§ Stated goal a: Find each line of the records below that contains the string "category", and copy those lines.

§ Text segment:
----------------

Managing and understanding condensation in buildings
Firstly: Condensation does not just happen on the wall.
Condensation happens INSIDE walls.
Condensation on or within walls is a common problem in old houses, and to a lesser extent in new houses, which should comply with building regulations – these are meant to avoid problems such as condensation. Condensation in old houses causes the phenomenon most commonly called 'Rising Damp'.
Temperature + Humidity = Condensation...
How does water get into a wall you ask? Simple really - the air around us has lots of water in it. It is a gas - harmless, not wet - and moves around in everything. It is passing through the walls around you now - together with oxygen and nitrogen and a bit of carbon dioxide. So your old house walls always have a bit of water in them as a vapour and it does no harm. If you cool the wall, water can turn to a liquid - condensation. The coldest bit of the wall is the bit nearest the gound, or a very exposed outer corner of an upper bedroom, or underneath a bay window. If the water which forms as condensation can evaporate - through lime plaster, or lime mortar or stone, it goes as soon as it forms really - just evaporates away like the rainwater on your paving stones dries when the rain stops. If you trap it - with gypsum plaster or cement render, or cement pointing on the outsdie of the wall - it can't get out and the wall gets wet. THAT is what the damp wallies call rising damp. Its nothing to do with rising damp - it's just condensation.

----------------

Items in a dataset
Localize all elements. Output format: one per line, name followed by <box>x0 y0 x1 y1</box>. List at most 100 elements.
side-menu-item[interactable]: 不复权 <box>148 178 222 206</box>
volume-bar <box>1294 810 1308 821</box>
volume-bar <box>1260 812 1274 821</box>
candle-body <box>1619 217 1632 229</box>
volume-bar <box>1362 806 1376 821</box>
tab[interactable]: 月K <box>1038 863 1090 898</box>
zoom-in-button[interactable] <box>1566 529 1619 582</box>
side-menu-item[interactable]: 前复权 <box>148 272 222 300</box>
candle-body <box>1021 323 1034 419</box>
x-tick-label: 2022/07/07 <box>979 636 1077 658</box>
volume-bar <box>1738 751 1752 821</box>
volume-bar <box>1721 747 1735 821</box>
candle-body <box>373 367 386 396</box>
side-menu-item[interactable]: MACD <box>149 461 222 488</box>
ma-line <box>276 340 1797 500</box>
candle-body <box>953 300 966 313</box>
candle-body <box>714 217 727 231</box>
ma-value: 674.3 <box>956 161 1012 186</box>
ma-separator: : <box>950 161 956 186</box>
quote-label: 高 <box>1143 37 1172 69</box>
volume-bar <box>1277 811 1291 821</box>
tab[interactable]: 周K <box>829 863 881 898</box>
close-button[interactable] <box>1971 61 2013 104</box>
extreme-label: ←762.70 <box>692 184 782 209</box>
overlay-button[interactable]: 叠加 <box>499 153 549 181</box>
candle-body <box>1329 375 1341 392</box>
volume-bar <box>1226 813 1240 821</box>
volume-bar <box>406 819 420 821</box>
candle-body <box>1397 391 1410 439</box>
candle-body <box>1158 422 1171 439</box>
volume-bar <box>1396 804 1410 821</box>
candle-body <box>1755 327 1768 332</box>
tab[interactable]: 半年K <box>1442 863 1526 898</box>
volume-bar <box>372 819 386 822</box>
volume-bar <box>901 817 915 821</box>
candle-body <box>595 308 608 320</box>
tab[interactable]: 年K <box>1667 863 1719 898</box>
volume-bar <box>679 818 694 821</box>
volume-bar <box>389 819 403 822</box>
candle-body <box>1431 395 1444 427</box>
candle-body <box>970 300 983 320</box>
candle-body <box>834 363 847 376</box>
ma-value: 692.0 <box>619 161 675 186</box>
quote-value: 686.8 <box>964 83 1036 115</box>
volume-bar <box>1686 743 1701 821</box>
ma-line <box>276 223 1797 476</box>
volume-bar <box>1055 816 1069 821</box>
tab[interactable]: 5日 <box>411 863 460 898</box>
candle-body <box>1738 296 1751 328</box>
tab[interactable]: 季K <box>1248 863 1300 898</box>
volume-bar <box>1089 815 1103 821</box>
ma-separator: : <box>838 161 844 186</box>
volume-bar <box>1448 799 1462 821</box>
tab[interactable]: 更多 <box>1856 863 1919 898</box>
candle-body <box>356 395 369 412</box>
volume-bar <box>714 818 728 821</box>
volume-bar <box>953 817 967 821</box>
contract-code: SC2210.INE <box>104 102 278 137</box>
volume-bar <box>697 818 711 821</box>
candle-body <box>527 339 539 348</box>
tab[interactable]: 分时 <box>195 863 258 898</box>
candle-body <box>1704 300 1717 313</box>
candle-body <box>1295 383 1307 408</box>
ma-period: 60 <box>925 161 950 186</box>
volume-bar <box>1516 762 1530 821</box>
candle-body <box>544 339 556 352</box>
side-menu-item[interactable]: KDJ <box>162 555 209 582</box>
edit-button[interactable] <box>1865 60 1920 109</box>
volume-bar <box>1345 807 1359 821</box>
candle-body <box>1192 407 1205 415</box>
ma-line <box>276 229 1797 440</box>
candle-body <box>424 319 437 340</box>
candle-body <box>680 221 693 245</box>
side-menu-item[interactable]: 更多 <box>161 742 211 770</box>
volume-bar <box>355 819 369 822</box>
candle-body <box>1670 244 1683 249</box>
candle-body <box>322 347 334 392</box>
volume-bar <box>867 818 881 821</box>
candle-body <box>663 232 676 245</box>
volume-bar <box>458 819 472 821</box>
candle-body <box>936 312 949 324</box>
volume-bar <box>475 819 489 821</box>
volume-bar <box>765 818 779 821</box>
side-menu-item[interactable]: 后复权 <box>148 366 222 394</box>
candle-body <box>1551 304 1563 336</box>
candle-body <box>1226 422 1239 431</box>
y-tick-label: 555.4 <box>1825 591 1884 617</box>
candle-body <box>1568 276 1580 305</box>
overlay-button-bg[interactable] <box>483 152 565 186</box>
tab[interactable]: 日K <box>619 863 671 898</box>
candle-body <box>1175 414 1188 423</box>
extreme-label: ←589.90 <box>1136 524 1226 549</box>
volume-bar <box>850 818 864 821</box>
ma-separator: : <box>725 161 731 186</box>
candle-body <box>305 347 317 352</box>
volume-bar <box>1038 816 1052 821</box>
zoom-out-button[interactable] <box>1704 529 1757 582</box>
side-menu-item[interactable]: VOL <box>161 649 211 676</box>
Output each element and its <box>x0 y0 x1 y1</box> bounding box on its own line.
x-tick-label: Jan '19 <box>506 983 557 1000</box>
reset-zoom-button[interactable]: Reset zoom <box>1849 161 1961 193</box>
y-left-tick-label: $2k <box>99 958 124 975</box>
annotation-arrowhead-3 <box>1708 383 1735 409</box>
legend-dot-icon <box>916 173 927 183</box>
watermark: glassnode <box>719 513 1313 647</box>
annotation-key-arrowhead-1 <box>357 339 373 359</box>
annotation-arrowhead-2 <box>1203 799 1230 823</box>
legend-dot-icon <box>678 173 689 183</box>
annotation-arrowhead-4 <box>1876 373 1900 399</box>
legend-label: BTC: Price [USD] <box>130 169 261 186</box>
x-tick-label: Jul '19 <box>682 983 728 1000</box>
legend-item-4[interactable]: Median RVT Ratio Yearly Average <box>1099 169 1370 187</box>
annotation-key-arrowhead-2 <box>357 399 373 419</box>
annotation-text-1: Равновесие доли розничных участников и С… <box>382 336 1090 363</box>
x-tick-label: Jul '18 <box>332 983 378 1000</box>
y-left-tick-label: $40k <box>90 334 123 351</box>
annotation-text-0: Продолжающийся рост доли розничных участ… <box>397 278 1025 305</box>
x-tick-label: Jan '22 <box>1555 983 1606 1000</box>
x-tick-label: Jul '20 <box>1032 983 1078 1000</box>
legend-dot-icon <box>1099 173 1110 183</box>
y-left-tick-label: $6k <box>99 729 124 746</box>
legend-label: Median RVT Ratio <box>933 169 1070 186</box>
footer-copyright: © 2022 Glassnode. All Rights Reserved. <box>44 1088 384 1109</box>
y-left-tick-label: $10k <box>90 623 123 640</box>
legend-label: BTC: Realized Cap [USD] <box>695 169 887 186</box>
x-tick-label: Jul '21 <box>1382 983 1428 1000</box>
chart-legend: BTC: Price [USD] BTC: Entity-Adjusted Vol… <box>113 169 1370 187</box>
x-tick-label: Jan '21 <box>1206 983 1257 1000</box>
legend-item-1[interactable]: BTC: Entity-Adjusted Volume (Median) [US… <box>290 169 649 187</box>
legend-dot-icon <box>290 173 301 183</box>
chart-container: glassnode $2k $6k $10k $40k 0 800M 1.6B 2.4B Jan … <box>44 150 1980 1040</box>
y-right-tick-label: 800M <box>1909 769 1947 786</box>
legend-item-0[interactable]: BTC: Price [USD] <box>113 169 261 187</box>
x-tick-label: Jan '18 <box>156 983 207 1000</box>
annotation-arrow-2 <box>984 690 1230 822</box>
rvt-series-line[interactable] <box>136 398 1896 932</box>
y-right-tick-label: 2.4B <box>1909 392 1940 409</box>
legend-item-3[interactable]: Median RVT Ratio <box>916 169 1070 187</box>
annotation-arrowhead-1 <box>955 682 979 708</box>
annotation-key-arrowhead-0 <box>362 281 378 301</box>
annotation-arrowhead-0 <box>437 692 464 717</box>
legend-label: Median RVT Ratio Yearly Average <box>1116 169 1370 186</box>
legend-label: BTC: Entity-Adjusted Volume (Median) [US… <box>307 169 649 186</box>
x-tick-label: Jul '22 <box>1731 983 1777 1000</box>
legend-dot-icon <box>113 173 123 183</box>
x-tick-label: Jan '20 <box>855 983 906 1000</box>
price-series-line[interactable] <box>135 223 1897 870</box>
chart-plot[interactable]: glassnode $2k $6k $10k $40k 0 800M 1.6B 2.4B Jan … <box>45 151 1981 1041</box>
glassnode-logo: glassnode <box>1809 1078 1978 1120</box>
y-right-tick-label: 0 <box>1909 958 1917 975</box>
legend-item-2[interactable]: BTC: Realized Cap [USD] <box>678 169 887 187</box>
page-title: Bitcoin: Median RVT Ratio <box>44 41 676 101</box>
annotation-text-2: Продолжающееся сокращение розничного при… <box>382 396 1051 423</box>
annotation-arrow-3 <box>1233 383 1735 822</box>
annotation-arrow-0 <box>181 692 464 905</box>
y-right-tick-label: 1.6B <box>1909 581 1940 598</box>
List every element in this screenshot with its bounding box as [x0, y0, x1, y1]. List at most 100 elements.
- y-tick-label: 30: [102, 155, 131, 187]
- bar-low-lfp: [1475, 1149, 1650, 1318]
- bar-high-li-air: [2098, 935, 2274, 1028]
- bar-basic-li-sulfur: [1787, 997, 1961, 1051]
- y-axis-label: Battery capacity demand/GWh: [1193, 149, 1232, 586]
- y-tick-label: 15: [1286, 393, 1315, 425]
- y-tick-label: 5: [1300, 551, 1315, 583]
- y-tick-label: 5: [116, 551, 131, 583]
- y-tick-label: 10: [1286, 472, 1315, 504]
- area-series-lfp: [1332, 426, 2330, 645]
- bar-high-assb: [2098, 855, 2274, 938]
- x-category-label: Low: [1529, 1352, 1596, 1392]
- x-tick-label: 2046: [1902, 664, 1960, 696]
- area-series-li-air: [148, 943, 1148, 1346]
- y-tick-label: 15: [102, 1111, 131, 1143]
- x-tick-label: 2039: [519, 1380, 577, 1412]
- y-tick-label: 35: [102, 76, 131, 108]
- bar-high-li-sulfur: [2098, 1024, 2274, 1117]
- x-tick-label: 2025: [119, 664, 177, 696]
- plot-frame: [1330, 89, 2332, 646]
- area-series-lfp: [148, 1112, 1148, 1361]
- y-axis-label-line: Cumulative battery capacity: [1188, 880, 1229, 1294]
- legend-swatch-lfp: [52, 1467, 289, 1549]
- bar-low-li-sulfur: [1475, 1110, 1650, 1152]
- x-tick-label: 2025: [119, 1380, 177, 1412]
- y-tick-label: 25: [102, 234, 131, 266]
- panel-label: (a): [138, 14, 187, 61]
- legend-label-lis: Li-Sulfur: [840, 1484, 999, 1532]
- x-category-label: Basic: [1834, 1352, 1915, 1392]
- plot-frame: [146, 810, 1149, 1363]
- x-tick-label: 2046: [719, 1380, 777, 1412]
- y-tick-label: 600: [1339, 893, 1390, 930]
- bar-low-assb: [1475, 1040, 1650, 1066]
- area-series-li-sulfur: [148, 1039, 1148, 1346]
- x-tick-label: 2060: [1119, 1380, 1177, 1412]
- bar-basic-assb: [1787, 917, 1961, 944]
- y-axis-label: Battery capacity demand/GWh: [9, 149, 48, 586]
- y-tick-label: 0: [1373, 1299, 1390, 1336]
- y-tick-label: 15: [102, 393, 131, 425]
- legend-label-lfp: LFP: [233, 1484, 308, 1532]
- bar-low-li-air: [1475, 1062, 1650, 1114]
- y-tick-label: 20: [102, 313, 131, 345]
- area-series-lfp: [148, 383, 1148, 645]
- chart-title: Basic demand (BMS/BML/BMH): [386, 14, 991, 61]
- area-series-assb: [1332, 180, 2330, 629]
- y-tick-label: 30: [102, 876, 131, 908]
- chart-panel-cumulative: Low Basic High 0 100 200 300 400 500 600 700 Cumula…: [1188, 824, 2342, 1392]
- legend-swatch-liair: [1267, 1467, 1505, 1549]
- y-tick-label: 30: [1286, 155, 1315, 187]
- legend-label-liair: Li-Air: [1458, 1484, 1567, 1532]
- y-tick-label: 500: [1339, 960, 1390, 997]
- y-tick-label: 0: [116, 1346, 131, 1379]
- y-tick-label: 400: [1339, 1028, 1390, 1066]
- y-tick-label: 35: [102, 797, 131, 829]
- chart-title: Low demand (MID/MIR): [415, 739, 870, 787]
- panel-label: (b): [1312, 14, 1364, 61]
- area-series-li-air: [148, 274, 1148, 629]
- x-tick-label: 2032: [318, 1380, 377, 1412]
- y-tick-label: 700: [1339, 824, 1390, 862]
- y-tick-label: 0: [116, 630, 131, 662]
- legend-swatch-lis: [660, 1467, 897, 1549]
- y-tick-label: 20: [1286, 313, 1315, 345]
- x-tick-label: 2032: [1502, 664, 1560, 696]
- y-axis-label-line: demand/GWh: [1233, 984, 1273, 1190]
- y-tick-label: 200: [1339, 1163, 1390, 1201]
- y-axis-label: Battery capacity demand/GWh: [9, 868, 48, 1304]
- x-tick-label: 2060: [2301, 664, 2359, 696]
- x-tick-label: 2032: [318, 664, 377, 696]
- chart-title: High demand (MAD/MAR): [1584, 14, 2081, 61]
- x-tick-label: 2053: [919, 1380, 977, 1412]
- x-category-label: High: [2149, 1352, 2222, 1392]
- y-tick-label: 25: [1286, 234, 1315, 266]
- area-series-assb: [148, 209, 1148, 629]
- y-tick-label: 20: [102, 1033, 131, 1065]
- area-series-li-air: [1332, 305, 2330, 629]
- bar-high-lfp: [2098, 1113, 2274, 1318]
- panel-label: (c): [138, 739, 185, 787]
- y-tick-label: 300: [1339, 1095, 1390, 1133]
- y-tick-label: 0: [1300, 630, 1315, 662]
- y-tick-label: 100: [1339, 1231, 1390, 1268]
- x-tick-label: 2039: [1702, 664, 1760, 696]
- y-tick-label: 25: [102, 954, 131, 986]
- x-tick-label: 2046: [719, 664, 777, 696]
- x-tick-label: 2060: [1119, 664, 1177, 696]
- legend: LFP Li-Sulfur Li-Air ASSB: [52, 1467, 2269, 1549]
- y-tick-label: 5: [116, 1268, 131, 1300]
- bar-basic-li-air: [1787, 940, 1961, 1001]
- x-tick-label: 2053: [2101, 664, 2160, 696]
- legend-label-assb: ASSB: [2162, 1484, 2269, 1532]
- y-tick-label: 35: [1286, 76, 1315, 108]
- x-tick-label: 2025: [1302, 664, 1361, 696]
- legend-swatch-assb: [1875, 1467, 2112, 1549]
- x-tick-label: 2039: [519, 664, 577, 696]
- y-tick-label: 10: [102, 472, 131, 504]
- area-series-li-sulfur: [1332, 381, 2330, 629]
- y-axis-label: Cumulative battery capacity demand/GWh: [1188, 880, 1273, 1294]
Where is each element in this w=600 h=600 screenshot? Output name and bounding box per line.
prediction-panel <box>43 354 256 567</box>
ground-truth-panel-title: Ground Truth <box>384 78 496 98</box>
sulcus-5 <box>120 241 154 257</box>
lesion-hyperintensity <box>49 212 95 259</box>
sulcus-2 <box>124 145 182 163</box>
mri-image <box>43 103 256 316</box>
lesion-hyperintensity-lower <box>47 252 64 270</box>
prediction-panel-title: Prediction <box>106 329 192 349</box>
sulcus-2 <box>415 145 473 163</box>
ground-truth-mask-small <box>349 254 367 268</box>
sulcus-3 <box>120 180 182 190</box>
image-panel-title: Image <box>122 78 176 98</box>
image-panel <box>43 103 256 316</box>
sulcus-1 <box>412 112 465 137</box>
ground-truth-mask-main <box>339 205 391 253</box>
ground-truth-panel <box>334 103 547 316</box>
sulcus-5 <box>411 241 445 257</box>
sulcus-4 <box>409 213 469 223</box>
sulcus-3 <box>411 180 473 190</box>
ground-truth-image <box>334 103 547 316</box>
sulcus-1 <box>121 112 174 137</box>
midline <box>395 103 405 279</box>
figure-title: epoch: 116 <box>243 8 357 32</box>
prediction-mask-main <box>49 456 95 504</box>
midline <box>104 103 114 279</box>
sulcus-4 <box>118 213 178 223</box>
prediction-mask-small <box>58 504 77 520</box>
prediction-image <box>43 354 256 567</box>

----------------

§ Stated goal b: Output the passage of the condensation text above that begins with the words "Condensation on or" and ends with "Humidity = Condensation...".

§ Exercise output a:
- x-category-label: Low: [1529, 1352, 1596, 1392]
- x-category-label: Basic: [1834, 1352, 1915, 1392]
- x-category-label: High: [2149, 1352, 2222, 1392]

§ Exercise output b:
Condensation on or within walls is a common problem in old houses, and to a lesser extent in new houses, which should comply with building regulations – these are meant to avoid problems such as condensation. Condensation in old houses causes the phenomenon most commonly called 'Rising Damp'.
Temperature + Humidity = Condensation...